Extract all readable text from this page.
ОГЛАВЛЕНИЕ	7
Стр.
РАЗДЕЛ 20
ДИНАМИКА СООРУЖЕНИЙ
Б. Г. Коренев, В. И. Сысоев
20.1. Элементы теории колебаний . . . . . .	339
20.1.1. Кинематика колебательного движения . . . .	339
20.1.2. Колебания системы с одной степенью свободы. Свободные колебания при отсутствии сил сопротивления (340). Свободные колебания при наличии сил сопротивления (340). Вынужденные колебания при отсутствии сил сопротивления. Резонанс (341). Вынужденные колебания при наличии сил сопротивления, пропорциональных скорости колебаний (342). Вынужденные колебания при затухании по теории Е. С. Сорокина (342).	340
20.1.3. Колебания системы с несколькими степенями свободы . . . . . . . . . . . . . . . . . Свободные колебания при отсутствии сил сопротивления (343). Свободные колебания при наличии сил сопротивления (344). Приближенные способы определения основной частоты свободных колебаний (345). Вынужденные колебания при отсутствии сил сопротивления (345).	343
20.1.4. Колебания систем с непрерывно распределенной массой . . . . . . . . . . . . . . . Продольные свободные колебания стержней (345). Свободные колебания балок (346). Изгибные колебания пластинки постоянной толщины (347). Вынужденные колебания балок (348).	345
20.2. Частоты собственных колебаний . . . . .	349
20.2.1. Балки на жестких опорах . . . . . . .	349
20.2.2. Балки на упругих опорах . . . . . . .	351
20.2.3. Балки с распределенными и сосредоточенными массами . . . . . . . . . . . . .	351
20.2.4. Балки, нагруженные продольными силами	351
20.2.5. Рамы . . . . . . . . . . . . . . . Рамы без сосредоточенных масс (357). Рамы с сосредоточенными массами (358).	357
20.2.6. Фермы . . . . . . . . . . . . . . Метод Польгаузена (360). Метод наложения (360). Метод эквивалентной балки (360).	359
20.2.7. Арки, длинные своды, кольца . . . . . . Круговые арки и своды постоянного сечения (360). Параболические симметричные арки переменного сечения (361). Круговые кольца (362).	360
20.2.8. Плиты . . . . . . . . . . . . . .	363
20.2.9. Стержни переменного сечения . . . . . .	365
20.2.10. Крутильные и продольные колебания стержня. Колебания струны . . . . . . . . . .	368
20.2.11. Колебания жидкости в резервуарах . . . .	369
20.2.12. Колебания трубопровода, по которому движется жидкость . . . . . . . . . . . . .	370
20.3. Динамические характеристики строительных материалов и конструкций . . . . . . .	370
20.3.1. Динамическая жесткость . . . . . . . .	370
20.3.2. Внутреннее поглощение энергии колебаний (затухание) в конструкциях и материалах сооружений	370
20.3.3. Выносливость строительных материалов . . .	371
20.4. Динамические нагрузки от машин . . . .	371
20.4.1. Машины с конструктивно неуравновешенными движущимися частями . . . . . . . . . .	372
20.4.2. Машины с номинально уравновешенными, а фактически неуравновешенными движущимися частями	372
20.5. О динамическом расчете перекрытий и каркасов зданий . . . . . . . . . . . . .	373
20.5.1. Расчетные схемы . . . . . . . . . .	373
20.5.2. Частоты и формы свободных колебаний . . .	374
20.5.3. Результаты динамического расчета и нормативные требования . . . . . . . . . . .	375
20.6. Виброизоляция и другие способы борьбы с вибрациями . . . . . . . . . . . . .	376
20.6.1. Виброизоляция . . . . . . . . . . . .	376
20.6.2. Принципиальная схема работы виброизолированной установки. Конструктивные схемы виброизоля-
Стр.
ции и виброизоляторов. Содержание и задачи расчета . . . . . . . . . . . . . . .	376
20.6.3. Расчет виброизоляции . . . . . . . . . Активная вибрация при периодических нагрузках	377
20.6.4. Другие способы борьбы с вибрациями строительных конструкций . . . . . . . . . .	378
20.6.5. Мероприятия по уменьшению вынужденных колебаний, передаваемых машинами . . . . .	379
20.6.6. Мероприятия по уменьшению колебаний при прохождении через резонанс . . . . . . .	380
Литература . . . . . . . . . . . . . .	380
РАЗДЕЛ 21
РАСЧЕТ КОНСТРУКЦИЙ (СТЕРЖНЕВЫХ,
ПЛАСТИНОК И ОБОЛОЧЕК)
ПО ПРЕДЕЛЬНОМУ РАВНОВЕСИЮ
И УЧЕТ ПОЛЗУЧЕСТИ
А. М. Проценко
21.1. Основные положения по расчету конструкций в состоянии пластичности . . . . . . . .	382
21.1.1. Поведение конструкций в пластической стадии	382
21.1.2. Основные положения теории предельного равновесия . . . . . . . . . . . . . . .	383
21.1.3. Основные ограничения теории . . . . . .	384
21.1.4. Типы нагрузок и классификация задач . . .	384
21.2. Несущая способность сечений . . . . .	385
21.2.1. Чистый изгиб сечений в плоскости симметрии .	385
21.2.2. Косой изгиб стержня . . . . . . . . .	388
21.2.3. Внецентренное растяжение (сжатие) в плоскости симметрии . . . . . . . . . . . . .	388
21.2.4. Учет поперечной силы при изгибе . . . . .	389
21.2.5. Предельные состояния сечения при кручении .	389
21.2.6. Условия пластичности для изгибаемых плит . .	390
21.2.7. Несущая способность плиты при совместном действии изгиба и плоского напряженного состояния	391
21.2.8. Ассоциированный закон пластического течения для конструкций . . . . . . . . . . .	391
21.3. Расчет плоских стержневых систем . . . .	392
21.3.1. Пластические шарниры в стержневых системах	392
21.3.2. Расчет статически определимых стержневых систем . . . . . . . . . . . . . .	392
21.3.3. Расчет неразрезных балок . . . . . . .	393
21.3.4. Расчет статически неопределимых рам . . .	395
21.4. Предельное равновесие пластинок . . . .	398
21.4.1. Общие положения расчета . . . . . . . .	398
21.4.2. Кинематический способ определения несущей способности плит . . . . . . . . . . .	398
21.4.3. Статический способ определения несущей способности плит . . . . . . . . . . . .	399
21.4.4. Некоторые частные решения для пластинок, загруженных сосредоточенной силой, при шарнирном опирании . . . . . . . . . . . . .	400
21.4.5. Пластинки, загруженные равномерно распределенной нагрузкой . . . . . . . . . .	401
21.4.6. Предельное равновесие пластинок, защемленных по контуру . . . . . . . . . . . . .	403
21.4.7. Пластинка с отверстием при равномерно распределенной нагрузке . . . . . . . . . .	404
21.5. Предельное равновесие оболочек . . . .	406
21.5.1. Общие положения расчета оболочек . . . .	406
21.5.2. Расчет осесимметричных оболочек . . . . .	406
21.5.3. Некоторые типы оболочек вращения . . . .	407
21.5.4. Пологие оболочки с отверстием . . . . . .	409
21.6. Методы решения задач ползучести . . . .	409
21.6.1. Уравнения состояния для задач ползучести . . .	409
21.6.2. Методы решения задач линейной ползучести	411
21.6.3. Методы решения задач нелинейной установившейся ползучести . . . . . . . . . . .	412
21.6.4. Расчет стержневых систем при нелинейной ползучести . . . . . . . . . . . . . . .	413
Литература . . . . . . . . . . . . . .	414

★ ★ ★ ★ ★ ★ ★

TO DO | Set down the entries verbatim, leaving none out.

CORRECT RESPONSE |
Extract all readable text from this page.
ОГЛАВЛЕНИЕ	7
Стр.
РАЗДЕЛ 20
ДИНАМИКА СООРУЖЕНИЙ
Б. Г. Коренев, В. И. Сысоев
20.1. Элементы теории колебаний . . . . . .	339
20.1.1. Кинематика колебательного движения . . . .	339
20.1.2. Колебания системы с одной степенью свободы. Свободные колебания при отсутствии сил сопротивления (340). Свободные колебания при наличии сил сопротивления (340). Вынужденные колебания при отсутствии сил сопротивления. Резонанс (341). Вынужденные колебания при наличии сил сопротивления, пропорциональных скорости колебаний (342). Вынужденные колебания при затухании по теории Е. С. Сорокина (342).	340
20.1.3. Колебания системы с несколькими степенями свободы . . . . . . . . . . . . . . . . . Свободные колебания при отсутствии сил сопротивления (343). Свободные колебания при наличии сил сопротивления (344). Приближенные способы определения основной частоты свободных колебаний (345). Вынужденные колебания при отсутствии сил сопротивления (345).	343
20.1.4. Колебания систем с непрерывно распределенной массой . . . . . . . . . . . . . . . Продольные свободные колебания стержней (345). Свободные колебания балок (346). Изгибные колебания пластинки постоянной толщины (347). Вынужденные колебания балок (348).	345
20.2. Частоты собственных колебаний . . . . .	349
20.2.1. Балки на жестких опорах . . . . . . .	349
20.2.2. Балки на упругих опорах . . . . . . .	351
20.2.3. Балки с распределенными и сосредоточенными массами . . . . . . . . . . . . .	351
20.2.4. Балки, нагруженные продольными силами	351
20.2.5. Рамы . . . . . . . . . . . . . . . Рамы без сосредоточенных масс (357). Рамы с сосредоточенными массами (358).	357
20.2.6. Фермы . . . . . . . . . . . . . . Метод Польгаузена (360). Метод наложения (360). Метод эквивалентной балки (360).	359
20.2.7. Арки, длинные своды, кольца . . . . . . Круговые арки и своды постоянного сечения (360). Параболические симметричные арки переменного сечения (361). Круговые кольца (362).	360
20.2.8. Плиты . . . . . . . . . . . . . .	363
20.2.9. Стержни переменного сечения . . . . . .	365
20.2.10. Крутильные и продольные колебания стержня. Колебания струны . . . . . . . . . .	368
20.2.11. Колебания жидкости в резервуарах . . . .	369
20.2.12. Колебания трубопровода, по которому движется жидкость . . . . . . . . . . . . .	370
20.3. Динамические характеристики строительных материалов и конструкций . . . . . . .	370
20.3.1. Динамическая жесткость . . . . . . . .	370
20.3.2. Внутреннее поглощение энергии колебаний (затухание) в конструкциях и материалах сооружений	370
20.3.3. Выносливость строительных материалов . . .	371
20.4. Динамические нагрузки от машин . . . .	371
20.4.1. Машины с конструктивно неуравновешенными движущимися частями . . . . . . . . . .	372
20.4.2. Машины с номинально уравновешенными, а фактически неуравновешенными движущимися частями	372
20.5. О динамическом расчете перекрытий и каркасов зданий . . . . . . . . . . . . .	373
20.5.1. Расчетные схемы . . . . . . . . . .	373
20.5.2. Частоты и формы свободных колебаний . . .	374
20.5.3. Результаты динамического расчета и нормативные требования . . . . . . . . . . .	375
20.6. Виброизоляция и другие способы борьбы с вибрациями . . . . . . . . . . . . .	376
20.6.1. Виброизоляция . . . . . . . . . . . .	376
20.6.2. Принципиальная схема работы виброизолированной установки. Конструктивные схемы виброизоля-
Стр.
ции и виброизоляторов. Содержание и задачи расчета . . . . . . . . . . . . . . .	376
20.6.3. Расчет виброизоляции . . . . . . . . . Активная вибрация при периодических нагрузках	377
20.6.4. Другие способы борьбы с вибрациями строительных конструкций . . . . . . . . . .	378
20.6.5. Мероприятия по уменьшению вынужденных колебаний, передаваемых машинами . . . . .	379
20.6.6. Мероприятия по уменьшению колебаний при прохождении через резонанс . . . . . . .	380
Литература . . . . . . . . . . . . . .	380
РАЗДЕЛ 21
РАСЧЕТ КОНСТРУКЦИЙ (СТЕРЖНЕВЫХ,
ПЛАСТИНОК И ОБОЛОЧЕК)
ПО ПРЕДЕЛЬНОМУ РАВНОВЕСИЮ
И УЧЕТ ПОЛЗУЧЕСТИ
А. М. Проценко
21.1. Основные положения по расчету конструкций в состоянии пластичности . . . . . . . .	382
21.1.1. Поведение конструкций в пластической стадии	382
21.1.2. Основные положения теории предельного равновесия . . . . . . . . . . . . . . .	383
21.1.3. Основные ограничения теории . . . . . .	384
21.1.4. Типы нагрузок и классификация задач . . .	384
21.2. Несущая способность сечений . . . . .	385
21.2.1. Чистый изгиб сечений в плоскости симметрии .	385
21.2.2. Косой изгиб стержня . . . . . . . . .	388
21.2.3. Внецентренное растяжение (сжатие) в плоскости симметрии . . . . . . . . . . . . .	388
21.2.4. Учет поперечной силы при изгибе . . . . .	389
21.2.5. Предельные состояния сечения при кручении .	389
21.2.6. Условия пластичности для изгибаемых плит . .	390
21.2.7. Несущая способность плиты при совместном действии изгиба и плоского напряженного состояния	391
21.2.8. Ассоциированный закон пластического течения для конструкций . . . . . . . . . . .	391
21.3. Расчет плоских стержневых систем . . . .	392
21.3.1. Пластические шарниры в стержневых системах	392
21.3.2. Расчет статически определимых стержневых систем . . . . . . . . . . . . . .	392
21.3.3. Расчет неразрезных балок . . . . . . .	393
21.3.4. Расчет статически неопределимых рам . . .	395
21.4. Предельное равновесие пластинок . . . .	398
21.4.1. Общие положения расчета . . . . . . . .	398
21.4.2. Кинематический способ определения несущей способности плит . . . . . . . . . . .	398
21.4.3. Статический способ определения несущей способности плит . . . . . . . . . . . .	399
21.4.4. Некоторые частные решения для пластинок, загруженных сосредоточенной силой, при шарнирном опирании . . . . . . . . . . . . .	400
21.4.5. Пластинки, загруженные равномерно распределенной нагрузкой . . . . . . . . . .	401
21.4.6. Предельное равновесие пластинок, защемленных по контуру . . . . . . . . . . . . .	403
21.4.7. Пластинка с отверстием при равномерно распределенной нагрузке . . . . . . . . . .	404
21.5. Предельное равновесие оболочек . . . .	406
21.5.1. Общие положения расчета оболочек . . . .	406
21.5.2. Расчет осесимметричных оболочек . . . . .	406
21.5.3. Некоторые типы оболочек вращения . . . .	407
21.5.4. Пологие оболочки с отверстием . . . . . .	409
21.6. Методы решения задач ползучести . . . .	409
21.6.1. Уравнения состояния для задач ползучести . . .	409
21.6.2. Методы решения задач линейной ползучести	411
21.6.3. Методы решения задач нелинейной установившейся ползучести . . . . . . . . . . .	412
21.6.4. Расчет стержневых систем при нелинейной ползучести . . . . . . . . . . . . . . .	413
Литература . . . . . . . . . . . . . .	414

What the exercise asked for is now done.